> SHORT PROBLEM: Copy out every line of the data exactly.

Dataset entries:
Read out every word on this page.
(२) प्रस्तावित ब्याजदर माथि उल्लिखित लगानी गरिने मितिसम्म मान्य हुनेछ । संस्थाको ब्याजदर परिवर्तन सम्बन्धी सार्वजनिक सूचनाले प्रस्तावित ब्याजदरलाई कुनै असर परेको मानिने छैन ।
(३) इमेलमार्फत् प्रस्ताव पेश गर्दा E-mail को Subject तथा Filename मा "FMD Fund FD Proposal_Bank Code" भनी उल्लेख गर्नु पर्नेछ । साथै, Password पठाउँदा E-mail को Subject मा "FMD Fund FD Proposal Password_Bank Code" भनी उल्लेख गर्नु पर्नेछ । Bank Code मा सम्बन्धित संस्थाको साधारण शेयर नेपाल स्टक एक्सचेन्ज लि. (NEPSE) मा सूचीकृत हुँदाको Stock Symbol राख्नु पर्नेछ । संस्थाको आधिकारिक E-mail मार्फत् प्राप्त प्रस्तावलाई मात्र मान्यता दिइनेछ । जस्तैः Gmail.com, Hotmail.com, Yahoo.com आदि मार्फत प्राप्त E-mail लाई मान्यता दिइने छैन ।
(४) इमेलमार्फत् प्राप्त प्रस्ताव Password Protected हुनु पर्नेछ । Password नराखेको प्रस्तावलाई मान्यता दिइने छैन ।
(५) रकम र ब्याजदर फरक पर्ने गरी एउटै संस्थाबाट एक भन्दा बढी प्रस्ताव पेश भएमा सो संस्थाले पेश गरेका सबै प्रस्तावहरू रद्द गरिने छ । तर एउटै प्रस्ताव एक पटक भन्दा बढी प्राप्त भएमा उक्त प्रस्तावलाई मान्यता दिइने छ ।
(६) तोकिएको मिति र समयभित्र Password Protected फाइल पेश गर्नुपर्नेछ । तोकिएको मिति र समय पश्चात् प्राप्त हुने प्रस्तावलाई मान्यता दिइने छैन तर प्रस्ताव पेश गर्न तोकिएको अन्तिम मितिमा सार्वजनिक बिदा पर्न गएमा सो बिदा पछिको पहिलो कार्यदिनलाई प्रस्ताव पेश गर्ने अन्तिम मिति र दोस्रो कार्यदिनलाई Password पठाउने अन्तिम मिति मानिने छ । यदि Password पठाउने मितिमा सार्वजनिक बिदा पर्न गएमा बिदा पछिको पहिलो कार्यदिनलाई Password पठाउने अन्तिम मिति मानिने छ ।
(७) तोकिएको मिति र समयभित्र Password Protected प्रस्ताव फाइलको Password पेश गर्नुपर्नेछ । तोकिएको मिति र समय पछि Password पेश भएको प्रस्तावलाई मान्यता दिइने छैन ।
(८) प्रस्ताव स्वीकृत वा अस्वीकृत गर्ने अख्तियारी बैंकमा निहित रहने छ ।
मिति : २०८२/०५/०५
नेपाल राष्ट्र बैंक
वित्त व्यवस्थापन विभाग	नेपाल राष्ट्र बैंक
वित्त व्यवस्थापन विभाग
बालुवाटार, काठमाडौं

> IN RESPONSE:
Read out every word on this page.
(२) प्रस्तावित ब्याजदर माथि उल्लिखित लगानी गरिने मितिसम्म मान्य हुनेछ । संस्थाको ब्याजदर परिवर्तन सम्बन्धी सार्वजनिक सूचनाले प्रस्तावित ब्याजदरलाई कुनै असर परेको मानिने छैन ।
(३) इमेलमार्फत् प्रस्ताव पेश गर्दा E-mail को Subject तथा Filename मा "FMD Fund FD Proposal_Bank Code" भनी उल्लेख गर्नु पर्नेछ । साथै, Password पठाउँदा E-mail को Subject मा "FMD Fund FD Proposal Password_Bank Code" भनी उल्लेख गर्नु पर्नेछ । Bank Code मा सम्बन्धित संस्थाको साधारण शेयर नेपाल स्टक एक्सचेन्ज लि. (NEPSE) मा सूचीकृत हुँदाको Stock Symbol राख्नु पर्नेछ । संस्थाको आधिकारिक E-mail मार्फत् प्राप्त प्रस्तावलाई मात्र मान्यता दिइनेछ । जस्तैः Gmail.com, Hotmail.com, Yahoo.com आदि मार्फत प्राप्त E-mail लाई मान्यता दिइने छैन ।
(४) इमेलमार्फत् प्राप्त प्रस्ताव Password Protected हुनु पर्नेछ । Password नराखेको प्रस्तावलाई मान्यता दिइने छैन ।
(५) रकम र ब्याजदर फरक पर्ने गरी एउटै संस्थाबाट एक भन्दा बढी प्रस्ताव पेश भएमा सो संस्थाले पेश गरेका सबै प्रस्तावहरू रद्द गरिने छ । तर एउटै प्रस्ताव एक पटक भन्दा बढी प्राप्त भएमा उक्त प्रस्तावलाई मान्यता दिइने छ ।
(६) तोकिएको मिति र समयभित्र Password Protected फाइल पेश गर्नुपर्नेछ । तोकिएको मिति र समय पश्चात् प्राप्त हुने प्रस्तावलाई मान्यता दिइने छैन तर प्रस्ताव पेश गर्न तोकिएको अन्तिम मितिमा सार्वजनिक बिदा पर्न गएमा सो बिदा पछिको पहिलो कार्यदिनलाई प्रस्ताव पेश गर्ने अन्तिम मिति र दोस्रो कार्यदिनलाई Password पठाउने अन्तिम मिति मानिने छ । यदि Password पठाउने मितिमा सार्वजनिक बिदा पर्न गएमा बिदा पछिको पहिलो कार्यदिनलाई Password पठाउने अन्तिम मिति मानिने छ ।
(७) तोकिएको मिति र समयभित्र Password Protected प्रस्ताव फाइलको Password पेश गर्नुपर्नेछ । तोकिएको मिति र समय पछि Password पेश भएको प्रस्तावलाई मान्यता दिइने छैन ।
(८) प्रस्ताव स्वीकृत वा अस्वीकृत गर्ने अख्तियारी बैंकमा निहित रहने छ ।
मिति : २०८२/०५/०५
नेपाल राष्ट्र बैंक
वित्त व्यवस्थापन विभाग	नेपाल राष्ट्र बैंक
वित्त व्यवस्थापन विभाग
बालुवाटार, काठमाडौं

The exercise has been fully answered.